### Given information
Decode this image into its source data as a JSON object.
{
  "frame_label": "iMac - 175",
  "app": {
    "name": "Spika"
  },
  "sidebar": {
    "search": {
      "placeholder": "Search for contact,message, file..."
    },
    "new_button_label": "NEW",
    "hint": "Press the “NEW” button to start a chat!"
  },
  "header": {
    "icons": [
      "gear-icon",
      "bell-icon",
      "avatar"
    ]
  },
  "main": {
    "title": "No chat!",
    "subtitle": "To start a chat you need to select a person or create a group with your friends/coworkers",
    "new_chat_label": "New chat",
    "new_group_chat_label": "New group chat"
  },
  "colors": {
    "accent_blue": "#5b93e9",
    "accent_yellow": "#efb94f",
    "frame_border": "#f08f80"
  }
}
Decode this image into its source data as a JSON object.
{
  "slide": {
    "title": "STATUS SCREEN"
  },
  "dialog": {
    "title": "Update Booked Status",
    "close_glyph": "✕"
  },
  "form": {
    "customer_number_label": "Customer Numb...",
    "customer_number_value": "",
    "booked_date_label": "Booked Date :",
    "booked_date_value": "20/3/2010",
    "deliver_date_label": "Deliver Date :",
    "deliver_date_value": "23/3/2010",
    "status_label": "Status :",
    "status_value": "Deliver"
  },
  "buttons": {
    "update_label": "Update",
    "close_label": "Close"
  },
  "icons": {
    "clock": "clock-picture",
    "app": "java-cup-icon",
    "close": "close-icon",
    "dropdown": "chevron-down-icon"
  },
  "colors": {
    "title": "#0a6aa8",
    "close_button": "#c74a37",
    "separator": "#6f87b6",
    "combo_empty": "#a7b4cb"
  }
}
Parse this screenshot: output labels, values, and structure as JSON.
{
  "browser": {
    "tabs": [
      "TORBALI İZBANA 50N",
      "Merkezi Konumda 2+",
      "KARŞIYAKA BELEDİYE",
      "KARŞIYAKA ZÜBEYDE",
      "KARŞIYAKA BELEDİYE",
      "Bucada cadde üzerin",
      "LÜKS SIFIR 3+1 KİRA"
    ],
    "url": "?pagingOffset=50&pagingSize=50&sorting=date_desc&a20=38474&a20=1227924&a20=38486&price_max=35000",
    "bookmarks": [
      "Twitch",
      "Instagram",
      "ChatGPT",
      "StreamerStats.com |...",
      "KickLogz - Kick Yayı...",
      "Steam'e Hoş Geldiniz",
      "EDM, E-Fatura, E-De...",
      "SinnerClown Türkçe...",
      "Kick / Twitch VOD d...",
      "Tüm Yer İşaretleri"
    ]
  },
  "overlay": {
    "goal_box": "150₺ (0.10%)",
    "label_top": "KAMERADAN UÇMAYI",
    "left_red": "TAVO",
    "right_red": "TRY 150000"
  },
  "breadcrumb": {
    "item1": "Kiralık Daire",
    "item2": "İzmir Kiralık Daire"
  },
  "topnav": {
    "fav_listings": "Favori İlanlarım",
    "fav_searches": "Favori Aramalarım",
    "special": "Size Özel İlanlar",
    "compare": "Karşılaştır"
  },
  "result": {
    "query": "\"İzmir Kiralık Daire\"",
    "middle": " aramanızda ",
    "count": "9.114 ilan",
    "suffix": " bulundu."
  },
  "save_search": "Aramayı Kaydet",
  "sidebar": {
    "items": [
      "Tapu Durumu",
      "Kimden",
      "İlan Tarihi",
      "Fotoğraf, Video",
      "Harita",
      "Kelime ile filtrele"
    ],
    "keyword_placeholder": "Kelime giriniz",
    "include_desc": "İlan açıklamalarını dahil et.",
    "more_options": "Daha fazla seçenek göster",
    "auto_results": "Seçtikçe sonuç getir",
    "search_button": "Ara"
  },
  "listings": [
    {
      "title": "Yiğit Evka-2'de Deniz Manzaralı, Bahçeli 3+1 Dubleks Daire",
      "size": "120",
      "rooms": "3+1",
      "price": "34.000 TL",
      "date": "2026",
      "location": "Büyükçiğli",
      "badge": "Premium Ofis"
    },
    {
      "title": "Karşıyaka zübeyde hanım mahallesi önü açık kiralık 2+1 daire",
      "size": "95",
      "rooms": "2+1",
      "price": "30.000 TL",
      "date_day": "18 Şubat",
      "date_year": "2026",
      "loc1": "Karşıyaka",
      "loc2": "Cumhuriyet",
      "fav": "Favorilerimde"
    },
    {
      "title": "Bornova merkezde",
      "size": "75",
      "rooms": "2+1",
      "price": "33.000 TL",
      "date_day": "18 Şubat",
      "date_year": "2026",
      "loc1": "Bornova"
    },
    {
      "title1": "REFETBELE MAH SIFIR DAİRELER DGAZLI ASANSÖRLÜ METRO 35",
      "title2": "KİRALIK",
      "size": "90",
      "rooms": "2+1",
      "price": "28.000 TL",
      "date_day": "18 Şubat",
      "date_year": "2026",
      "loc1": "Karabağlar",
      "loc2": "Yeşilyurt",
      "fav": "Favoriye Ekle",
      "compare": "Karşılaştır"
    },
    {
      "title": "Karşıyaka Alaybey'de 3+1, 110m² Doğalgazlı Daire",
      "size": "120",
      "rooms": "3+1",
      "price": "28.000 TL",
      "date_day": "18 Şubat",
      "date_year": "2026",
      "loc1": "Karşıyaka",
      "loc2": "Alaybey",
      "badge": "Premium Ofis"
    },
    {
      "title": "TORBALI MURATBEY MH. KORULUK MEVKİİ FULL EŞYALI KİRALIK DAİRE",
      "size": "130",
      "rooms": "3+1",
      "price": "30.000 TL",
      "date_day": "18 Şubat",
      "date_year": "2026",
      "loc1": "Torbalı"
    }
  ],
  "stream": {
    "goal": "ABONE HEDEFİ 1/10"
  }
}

### Challenge
Copy out all of the records above with nothing altered.

### Answer to this problem
Decode this image into its source data as a JSON object.
{
  "frame_label": "iMac - 175",
  "app": {
    "name": "Spika"
  },
  "sidebar": {
    "search": {
      "placeholder": "Search for contact,message, file..."
    },
    "new_button_label": "NEW",
    "hint": "Press the “NEW” button to start a chat!"
  },
  "header": {
    "icons": [
      "gear-icon",
      "bell-icon",
      "avatar"
    ]
  },
  "main": {
    "title": "No chat!",
    "subtitle": "To start a chat you need to select a person or create a group with your friends/coworkers",
    "new_chat_label": "New chat",
    "new_group_chat_label": "New group chat"
  },
  "colors": {
    "accent_blue": "#5b93e9",
    "accent_yellow": "#efb94f",
    "frame_border": "#f08f80"
  }
}
Decode this image into its source data as a JSON object.
{
  "slide": {
    "title": "STATUS SCREEN"
  },
  "dialog": {
    "title": "Update Booked Status",
    "close_glyph": "✕"
  },
  "form": {
    "customer_number_label": "Customer Numb...",
    "customer_number_value": "",
    "booked_date_label": "Booked Date :",
    "booked_date_value": "20/3/2010",
    "deliver_date_label": "Deliver Date :",
    "deliver_date_value": "23/3/2010",
    "status_label": "Status :",
    "status_value": "Deliver"
  },
  "buttons": {
    "update_label": "Update",
    "close_label": "Close"
  },
  "icons": {
    "clock": "clock-picture",
    "app": "java-cup-icon",
    "close": "close-icon",
    "dropdown": "chevron-down-icon"
  },
  "colors": {
    "title": "#0a6aa8",
    "close_button": "#c74a37",
    "separator": "#6f87b6",
    "combo_empty": "#a7b4cb"
  }
}
Parse this screenshot: output labels, values, and structure as JSON.
{
  "browser": {
    "tabs": [
      "TORBALI İZBANA 50N",
      "Merkezi Konumda 2+",
      "KARŞIYAKA BELEDİYE",
      "KARŞIYAKA ZÜBEYDE",
      "KARŞIYAKA BELEDİYE",
      "Bucada cadde üzerin",
      "LÜKS SIFIR 3+1 KİRA"
    ],
    "url": "?pagingOffset=50&pagingSize=50&sorting=date_desc&a20=38474&a20=1227924&a20=38486&price_max=35000",
    "bookmarks": [
      "Twitch",
      "Instagram",
      "ChatGPT",
      "StreamerStats.com |...",
      "KickLogz - Kick Yayı...",
      "Steam'e Hoş Geldiniz",
      "EDM, E-Fatura, E-De...",
      "SinnerClown Türkçe...",
      "Kick / Twitch VOD d...",
      "Tüm Yer İşaretleri"
    ]
  },
  "overlay": {
    "goal_box": "150₺ (0.10%)",
    "label_top": "KAMERADAN UÇMAYI",
    "left_red": "TAVO",
    "right_red": "TRY 150000"
  },
  "breadcrumb": {
    "item1": "Kiralık Daire",
    "item2": "İzmir Kiralık Daire"
  },
  "topnav": {
    "fav_listings": "Favori İlanlarım",
    "fav_searches": "Favori Aramalarım",
    "special": "Size Özel İlanlar",
    "compare": "Karşılaştır"
  },
  "result": {
    "query": "\"İzmir Kiralık Daire\"",
    "middle": " aramanızda ",
    "count": "9.114 ilan",
    "suffix": " bulundu."
  },
  "save_search": "Aramayı Kaydet",
  "sidebar": {
    "items": [
      "Tapu Durumu",
      "Kimden",
      "İlan Tarihi",
      "Fotoğraf, Video",
      "Harita",
      "Kelime ile filtrele"
    ],
    "keyword_placeholder": "Kelime giriniz",
    "include_desc": "İlan açıklamalarını dahil et.",
    "more_options": "Daha fazla seçenek göster",
    "auto_results": "Seçtikçe sonuç getir",
    "search_button": "Ara"
  },
  "listings": [
    {
      "title": "Yiğit Evka-2'de Deniz Manzaralı, Bahçeli 3+1 Dubleks Daire",
      "size": "120",
      "rooms": "3+1",
      "price": "34.000 TL",
      "date": "2026",
      "location": "Büyükçiğli",
      "badge": "Premium Ofis"
    },
    {
      "title": "Karşıyaka zübeyde hanım mahallesi önü açık kiralık 2+1 daire",
      "size": "95",
      "rooms": "2+1",
      "price": "30.000 TL",
      "date_day": "18 Şubat",
      "date_year": "2026",
      "loc1": "Karşıyaka",
      "loc2": "Cumhuriyet",
      "fav": "Favorilerimde"
    },
    {
      "title": "Bornova merkezde",
      "size": "75",
      "rooms": "2+1",
      "price": "33.000 TL",
      "date_day": "18 Şubat",
      "date_year": "2026",
      "loc1": "Bornova"
    },
    {
      "title1": "REFETBELE MAH SIFIR DAİRELER DGAZLI ASANSÖRLÜ METRO 35",
      "title2": "KİRALIK",
      "size": "90",
      "rooms": "2+1",
      "price": "28.000 TL",
      "date_day": "18 Şubat",
      "date_year": "2026",
      "loc1": "Karabağlar",
      "loc2": "Yeşilyurt",
      "fav": "Favoriye Ekle",
      "compare": "Karşılaştır"
    },
    {
      "title": "Karşıyaka Alaybey'de 3+1, 110m² Doğalgazlı Daire",
      "size": "120",
      "rooms": "3+1",
      "price": "28.000 TL",
      "date_day": "18 Şubat",
      "date_year": "2026",
      "loc1": "Karşıyaka",
      "loc2": "Alaybey",
      "badge": "Premium Ofis"
    },
    {
      "title": "TORBALI MURATBEY MH. KORULUK MEVKİİ FULL EŞYALI KİRALIK DAİRE",
      "size": "130",
      "rooms": "3+1",
      "price": "30.000 TL",
      "date_day": "18 Şubat",
      "date_year": "2026",
      "loc1": "Torbalı"
    }
  ],
  "stream": {
    "goal": "ABONE HEDEFİ 1/10"
  }
}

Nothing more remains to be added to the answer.